──────── Excerpted data
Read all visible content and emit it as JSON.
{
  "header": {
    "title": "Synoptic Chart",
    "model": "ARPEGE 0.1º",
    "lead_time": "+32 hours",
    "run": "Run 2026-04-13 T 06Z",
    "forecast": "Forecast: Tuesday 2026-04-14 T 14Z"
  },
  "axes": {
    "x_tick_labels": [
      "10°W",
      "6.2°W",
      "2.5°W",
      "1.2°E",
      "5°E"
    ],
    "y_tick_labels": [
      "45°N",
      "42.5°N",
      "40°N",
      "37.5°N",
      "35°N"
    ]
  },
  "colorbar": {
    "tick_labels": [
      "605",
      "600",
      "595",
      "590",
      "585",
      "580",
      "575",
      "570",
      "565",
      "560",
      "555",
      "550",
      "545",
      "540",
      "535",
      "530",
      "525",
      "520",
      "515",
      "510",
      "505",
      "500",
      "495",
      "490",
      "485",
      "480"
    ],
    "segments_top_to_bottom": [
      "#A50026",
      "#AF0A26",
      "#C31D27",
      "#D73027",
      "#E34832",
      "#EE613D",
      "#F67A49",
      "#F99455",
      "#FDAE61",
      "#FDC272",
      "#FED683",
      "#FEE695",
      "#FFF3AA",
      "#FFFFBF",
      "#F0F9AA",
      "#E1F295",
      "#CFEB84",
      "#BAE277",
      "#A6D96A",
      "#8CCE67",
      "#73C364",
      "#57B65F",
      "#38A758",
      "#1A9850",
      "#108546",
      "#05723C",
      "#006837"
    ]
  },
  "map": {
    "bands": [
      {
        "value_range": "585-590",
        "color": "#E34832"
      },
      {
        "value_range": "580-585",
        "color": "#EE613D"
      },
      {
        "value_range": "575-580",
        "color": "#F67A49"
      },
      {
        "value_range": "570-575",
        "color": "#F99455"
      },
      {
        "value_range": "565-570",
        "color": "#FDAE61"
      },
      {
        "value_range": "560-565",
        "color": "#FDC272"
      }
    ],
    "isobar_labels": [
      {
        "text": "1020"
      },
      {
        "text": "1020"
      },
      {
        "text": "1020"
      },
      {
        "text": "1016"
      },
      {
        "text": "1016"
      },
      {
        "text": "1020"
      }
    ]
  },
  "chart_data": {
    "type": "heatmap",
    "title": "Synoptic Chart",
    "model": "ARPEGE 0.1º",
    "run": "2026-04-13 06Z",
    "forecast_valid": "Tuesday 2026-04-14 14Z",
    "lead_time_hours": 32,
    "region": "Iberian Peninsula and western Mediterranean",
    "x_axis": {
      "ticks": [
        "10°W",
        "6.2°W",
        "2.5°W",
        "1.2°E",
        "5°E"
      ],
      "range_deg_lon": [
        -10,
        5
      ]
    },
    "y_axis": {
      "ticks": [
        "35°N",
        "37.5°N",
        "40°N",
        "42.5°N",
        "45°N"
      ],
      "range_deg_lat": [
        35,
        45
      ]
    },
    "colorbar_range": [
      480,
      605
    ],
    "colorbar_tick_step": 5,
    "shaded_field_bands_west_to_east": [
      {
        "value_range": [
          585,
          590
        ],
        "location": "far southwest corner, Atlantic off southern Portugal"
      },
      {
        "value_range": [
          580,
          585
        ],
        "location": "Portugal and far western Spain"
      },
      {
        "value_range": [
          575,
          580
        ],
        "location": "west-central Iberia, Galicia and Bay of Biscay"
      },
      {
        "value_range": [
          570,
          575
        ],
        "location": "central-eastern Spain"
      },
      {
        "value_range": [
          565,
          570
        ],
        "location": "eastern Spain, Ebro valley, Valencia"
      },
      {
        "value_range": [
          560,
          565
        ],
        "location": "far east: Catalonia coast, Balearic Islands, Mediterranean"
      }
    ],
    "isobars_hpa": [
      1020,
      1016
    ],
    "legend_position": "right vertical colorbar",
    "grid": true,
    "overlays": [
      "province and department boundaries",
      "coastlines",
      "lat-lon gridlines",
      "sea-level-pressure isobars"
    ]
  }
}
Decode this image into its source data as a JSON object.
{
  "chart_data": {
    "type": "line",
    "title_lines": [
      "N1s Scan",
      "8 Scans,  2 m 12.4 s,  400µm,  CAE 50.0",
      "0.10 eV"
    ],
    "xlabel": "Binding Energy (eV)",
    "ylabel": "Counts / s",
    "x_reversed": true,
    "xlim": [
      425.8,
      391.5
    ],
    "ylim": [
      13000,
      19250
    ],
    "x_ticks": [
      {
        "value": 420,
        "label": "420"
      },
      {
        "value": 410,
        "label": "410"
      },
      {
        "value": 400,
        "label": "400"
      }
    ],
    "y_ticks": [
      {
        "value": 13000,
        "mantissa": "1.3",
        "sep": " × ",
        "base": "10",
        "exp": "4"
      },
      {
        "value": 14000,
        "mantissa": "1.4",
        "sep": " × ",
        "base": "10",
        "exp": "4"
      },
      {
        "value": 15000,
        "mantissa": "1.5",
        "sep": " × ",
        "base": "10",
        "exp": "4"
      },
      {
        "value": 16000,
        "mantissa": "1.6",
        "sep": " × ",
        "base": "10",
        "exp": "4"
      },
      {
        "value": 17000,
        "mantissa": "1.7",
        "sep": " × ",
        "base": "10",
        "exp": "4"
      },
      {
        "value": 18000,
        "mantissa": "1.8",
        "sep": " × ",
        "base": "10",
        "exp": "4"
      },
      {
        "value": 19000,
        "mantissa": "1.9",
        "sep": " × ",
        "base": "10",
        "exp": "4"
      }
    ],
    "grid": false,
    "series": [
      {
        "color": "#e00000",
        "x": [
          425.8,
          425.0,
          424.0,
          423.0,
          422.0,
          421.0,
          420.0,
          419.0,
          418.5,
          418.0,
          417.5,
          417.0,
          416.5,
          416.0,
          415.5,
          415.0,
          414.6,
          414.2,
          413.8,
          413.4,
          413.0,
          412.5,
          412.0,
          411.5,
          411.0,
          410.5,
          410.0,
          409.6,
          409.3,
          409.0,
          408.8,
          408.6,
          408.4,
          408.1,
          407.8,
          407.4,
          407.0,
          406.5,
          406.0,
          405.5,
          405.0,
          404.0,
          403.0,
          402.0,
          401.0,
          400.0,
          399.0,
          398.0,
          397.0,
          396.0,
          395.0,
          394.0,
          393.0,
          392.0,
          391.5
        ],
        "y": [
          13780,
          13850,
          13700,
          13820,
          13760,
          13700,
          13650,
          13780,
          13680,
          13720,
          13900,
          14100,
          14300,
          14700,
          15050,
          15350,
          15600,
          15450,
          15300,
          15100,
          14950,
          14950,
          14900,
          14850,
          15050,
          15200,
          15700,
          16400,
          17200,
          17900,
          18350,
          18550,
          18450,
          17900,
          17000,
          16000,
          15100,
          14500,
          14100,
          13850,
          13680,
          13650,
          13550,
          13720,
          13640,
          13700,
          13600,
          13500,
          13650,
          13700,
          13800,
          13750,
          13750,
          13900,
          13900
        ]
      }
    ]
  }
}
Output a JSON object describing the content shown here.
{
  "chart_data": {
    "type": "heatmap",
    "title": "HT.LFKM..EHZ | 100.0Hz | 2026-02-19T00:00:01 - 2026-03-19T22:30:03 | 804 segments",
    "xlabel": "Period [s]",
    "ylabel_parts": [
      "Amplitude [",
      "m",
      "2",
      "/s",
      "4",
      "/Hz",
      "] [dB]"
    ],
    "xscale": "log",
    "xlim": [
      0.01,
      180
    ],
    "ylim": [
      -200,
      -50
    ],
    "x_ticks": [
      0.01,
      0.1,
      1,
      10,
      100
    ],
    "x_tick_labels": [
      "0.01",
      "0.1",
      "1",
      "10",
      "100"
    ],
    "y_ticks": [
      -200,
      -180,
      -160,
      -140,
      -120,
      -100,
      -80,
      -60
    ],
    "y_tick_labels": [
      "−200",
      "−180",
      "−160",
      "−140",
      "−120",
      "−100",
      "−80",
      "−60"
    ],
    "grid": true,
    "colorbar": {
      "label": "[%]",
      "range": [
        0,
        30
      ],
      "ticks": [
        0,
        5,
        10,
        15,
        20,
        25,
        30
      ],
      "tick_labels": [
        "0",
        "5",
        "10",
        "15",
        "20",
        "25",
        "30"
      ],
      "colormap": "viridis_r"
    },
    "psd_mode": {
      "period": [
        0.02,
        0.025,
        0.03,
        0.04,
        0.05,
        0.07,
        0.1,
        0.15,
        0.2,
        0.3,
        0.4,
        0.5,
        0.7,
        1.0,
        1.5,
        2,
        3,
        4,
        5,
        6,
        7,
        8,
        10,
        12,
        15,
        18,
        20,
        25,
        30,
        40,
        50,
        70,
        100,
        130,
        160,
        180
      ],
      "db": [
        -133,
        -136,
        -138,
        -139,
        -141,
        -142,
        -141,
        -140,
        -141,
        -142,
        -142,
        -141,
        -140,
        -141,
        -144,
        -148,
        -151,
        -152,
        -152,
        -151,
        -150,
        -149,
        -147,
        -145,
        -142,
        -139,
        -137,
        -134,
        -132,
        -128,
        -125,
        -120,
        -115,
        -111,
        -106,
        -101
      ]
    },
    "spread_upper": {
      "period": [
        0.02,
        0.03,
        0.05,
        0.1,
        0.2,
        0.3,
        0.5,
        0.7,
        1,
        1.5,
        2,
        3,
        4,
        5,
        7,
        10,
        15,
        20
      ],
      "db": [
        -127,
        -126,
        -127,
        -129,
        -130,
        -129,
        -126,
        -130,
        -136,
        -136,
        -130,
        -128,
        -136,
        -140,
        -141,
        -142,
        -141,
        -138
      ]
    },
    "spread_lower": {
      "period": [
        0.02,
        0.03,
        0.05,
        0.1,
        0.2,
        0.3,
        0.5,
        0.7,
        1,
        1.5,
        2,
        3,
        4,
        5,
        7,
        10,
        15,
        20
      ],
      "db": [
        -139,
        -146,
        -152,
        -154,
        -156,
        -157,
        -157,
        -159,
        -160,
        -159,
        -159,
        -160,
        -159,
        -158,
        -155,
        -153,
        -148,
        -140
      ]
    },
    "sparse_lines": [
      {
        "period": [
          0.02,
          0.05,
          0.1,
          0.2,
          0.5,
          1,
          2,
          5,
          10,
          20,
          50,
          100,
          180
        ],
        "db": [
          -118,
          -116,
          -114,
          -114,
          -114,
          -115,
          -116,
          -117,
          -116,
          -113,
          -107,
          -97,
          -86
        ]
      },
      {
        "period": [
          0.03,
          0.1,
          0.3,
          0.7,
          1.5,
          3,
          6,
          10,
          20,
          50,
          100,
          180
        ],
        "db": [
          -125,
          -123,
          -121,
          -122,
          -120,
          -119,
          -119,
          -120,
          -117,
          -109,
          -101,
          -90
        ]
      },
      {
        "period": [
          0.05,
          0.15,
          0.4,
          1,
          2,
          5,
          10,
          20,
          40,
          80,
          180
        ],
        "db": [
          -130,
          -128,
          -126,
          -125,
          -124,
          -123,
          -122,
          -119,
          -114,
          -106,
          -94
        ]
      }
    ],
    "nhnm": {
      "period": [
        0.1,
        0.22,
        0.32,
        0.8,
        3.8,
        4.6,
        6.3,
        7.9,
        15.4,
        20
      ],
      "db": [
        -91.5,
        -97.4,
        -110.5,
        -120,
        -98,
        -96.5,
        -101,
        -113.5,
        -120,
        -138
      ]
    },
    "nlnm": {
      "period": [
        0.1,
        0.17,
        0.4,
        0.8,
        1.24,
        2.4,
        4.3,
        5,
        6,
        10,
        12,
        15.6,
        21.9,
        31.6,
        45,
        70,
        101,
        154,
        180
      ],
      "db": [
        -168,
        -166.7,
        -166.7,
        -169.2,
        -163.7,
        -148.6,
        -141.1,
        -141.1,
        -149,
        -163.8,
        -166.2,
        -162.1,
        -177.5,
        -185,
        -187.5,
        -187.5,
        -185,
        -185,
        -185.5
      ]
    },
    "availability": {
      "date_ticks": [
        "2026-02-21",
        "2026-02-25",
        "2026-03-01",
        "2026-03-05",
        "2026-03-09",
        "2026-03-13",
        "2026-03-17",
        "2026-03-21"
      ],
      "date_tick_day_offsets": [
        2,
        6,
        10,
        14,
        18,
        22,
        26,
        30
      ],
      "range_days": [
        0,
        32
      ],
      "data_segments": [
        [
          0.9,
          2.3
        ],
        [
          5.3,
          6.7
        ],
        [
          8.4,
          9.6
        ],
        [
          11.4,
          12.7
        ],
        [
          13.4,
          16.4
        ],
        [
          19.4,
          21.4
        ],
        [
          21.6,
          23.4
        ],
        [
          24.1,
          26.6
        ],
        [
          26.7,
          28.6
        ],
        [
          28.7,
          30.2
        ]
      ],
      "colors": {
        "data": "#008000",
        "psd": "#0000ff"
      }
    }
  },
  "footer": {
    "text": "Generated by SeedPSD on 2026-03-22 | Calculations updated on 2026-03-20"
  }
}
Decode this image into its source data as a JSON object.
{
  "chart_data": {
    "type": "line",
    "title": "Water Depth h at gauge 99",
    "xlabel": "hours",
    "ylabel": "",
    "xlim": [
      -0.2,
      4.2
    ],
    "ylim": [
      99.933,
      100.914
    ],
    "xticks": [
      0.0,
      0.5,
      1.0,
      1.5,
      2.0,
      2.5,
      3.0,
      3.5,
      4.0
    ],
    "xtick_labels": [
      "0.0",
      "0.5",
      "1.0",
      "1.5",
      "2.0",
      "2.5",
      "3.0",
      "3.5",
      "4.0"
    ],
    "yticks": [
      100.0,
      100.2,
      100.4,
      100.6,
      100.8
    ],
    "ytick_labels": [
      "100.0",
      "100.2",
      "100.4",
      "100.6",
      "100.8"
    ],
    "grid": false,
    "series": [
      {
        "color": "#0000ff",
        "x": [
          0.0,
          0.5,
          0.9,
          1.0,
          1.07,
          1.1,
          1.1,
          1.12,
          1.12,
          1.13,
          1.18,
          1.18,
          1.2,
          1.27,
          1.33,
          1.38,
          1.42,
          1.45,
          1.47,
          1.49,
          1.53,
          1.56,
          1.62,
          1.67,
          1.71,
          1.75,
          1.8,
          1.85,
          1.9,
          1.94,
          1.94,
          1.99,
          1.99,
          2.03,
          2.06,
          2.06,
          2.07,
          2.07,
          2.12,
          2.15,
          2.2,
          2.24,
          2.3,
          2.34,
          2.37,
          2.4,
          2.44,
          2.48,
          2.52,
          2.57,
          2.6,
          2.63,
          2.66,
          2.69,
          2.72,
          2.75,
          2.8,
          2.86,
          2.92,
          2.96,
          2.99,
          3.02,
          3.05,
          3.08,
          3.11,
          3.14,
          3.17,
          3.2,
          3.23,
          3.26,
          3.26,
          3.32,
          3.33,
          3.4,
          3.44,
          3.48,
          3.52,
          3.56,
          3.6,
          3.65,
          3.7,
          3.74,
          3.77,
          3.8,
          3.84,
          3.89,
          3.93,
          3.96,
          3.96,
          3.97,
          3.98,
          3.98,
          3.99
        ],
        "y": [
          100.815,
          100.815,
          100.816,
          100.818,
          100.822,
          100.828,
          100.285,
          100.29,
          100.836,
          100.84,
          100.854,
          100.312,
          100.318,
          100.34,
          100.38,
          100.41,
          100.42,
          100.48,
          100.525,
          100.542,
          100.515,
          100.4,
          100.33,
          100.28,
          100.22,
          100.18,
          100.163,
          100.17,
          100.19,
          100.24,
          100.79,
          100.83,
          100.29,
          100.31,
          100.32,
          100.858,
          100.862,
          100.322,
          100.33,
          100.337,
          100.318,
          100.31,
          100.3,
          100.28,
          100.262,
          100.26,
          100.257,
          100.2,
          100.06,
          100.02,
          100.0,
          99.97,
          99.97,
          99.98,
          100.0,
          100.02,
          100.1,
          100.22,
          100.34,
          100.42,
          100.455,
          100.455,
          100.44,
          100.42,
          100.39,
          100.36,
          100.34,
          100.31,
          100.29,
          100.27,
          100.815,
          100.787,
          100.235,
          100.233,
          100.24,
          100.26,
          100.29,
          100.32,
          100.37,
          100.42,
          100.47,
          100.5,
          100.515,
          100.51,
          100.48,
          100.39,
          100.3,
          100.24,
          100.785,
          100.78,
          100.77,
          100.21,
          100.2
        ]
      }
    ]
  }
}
────────────────
--- Given instruction ---
Extract every line containing the string "content" from the data above.

--- Solution to this problem ---
Read all visible content and emit it as JSON.
Output a JSON object describing the content shown here.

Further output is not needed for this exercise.